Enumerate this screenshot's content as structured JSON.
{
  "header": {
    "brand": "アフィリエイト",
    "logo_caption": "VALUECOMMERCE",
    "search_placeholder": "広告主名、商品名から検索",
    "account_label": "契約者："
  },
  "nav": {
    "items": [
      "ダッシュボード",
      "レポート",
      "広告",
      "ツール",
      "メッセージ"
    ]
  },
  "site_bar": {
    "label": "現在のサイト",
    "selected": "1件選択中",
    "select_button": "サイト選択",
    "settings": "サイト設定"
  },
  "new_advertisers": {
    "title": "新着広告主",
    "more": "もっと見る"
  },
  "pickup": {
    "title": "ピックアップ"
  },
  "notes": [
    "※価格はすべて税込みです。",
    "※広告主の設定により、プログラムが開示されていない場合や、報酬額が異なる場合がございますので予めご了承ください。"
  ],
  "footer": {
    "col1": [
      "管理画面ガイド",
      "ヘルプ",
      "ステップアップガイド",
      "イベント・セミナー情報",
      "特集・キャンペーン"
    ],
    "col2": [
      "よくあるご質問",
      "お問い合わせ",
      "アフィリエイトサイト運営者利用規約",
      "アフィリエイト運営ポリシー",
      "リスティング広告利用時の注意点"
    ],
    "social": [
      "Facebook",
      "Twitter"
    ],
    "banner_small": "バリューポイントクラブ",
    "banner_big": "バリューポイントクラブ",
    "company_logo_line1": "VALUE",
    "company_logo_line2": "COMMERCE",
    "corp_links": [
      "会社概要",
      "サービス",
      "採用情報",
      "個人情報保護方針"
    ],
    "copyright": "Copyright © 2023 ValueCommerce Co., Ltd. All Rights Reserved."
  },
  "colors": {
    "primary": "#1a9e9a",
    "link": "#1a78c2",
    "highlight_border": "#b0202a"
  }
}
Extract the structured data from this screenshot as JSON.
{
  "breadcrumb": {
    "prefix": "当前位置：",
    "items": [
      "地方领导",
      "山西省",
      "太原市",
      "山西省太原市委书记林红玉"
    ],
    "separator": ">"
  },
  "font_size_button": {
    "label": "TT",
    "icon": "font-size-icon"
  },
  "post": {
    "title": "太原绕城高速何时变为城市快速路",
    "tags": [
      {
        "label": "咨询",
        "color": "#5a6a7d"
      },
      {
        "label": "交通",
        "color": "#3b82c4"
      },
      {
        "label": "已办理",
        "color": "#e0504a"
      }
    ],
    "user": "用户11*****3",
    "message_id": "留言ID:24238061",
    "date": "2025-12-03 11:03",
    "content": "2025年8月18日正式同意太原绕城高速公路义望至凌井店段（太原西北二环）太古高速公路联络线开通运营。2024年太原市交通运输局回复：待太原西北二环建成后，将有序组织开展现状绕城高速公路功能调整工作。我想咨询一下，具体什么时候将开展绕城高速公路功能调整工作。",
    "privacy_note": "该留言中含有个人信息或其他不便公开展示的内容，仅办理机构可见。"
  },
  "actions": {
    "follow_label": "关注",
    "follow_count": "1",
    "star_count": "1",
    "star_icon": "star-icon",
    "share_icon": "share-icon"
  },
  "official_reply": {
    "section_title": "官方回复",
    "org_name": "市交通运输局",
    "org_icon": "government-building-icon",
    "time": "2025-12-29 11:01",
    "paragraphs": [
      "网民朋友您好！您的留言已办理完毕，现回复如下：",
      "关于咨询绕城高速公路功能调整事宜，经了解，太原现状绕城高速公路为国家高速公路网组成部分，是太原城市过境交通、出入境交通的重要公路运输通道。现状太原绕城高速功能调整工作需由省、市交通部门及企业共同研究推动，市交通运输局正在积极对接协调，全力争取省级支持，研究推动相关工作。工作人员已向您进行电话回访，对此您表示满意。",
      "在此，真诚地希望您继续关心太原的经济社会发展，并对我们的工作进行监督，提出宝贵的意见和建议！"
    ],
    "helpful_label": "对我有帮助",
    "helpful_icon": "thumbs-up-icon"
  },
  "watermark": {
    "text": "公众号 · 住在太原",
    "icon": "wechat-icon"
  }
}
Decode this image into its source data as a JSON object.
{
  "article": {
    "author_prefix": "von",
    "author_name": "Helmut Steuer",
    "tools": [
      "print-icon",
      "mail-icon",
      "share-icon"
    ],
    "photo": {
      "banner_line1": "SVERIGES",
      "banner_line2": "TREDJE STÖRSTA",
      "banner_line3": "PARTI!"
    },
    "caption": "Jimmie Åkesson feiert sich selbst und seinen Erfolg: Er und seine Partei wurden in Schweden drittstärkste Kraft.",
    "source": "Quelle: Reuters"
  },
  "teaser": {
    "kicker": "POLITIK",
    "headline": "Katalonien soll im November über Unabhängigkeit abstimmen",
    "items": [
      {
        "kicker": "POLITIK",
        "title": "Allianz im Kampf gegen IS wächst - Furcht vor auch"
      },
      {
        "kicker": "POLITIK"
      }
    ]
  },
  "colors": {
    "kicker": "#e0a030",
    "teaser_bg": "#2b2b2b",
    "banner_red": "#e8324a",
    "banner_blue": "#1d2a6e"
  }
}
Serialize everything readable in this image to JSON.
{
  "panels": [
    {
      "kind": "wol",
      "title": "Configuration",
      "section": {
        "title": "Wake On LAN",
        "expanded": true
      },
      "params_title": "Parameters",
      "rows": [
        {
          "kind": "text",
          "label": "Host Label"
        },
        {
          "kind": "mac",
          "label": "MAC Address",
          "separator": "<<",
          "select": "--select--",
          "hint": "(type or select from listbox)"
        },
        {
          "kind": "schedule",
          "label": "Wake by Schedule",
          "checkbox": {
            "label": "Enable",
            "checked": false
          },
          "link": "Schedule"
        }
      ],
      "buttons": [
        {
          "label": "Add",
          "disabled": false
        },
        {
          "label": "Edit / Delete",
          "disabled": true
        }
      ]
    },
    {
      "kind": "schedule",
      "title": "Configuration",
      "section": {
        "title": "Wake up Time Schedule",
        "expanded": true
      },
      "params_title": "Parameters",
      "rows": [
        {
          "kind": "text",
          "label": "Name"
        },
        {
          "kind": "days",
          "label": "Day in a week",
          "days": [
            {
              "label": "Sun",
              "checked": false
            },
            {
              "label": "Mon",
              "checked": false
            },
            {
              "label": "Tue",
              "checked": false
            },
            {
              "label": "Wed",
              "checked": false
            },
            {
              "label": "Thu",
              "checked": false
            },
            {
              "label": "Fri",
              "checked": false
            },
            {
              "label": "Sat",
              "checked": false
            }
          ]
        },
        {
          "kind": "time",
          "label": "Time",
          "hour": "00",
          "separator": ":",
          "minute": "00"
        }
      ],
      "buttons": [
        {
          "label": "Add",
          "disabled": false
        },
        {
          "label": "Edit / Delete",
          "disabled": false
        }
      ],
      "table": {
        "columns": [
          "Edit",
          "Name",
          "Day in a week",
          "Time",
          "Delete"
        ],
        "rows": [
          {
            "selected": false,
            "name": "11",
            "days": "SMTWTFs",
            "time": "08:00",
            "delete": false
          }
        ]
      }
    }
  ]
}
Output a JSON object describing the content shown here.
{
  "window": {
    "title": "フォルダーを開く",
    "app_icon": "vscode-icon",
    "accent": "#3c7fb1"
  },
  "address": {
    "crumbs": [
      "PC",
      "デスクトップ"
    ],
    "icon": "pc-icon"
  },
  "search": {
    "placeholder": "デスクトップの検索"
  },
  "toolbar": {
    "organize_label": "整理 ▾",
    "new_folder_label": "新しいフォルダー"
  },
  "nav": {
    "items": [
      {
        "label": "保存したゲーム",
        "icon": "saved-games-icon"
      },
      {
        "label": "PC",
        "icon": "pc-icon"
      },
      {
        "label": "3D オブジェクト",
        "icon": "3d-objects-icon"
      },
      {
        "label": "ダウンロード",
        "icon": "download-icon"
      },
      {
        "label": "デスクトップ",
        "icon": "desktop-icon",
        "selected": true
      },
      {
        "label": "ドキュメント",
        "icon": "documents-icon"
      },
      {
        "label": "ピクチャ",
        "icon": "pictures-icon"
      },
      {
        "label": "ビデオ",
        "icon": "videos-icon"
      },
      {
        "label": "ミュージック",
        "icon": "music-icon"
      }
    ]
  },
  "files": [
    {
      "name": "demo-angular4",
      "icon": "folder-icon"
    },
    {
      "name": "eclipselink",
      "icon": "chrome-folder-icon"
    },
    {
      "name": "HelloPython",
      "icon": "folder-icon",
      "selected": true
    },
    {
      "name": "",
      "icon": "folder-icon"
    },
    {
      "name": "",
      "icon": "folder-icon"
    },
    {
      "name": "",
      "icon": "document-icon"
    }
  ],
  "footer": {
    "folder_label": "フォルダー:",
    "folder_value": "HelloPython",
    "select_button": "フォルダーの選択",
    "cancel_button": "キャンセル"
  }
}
* * * * * * *
* Task details
Search the entries for the word "from", then gather every line that has it.

* Worked solution
Extract the structured data from this screenshot as JSON.
          "hint": "(type or select from listbox)"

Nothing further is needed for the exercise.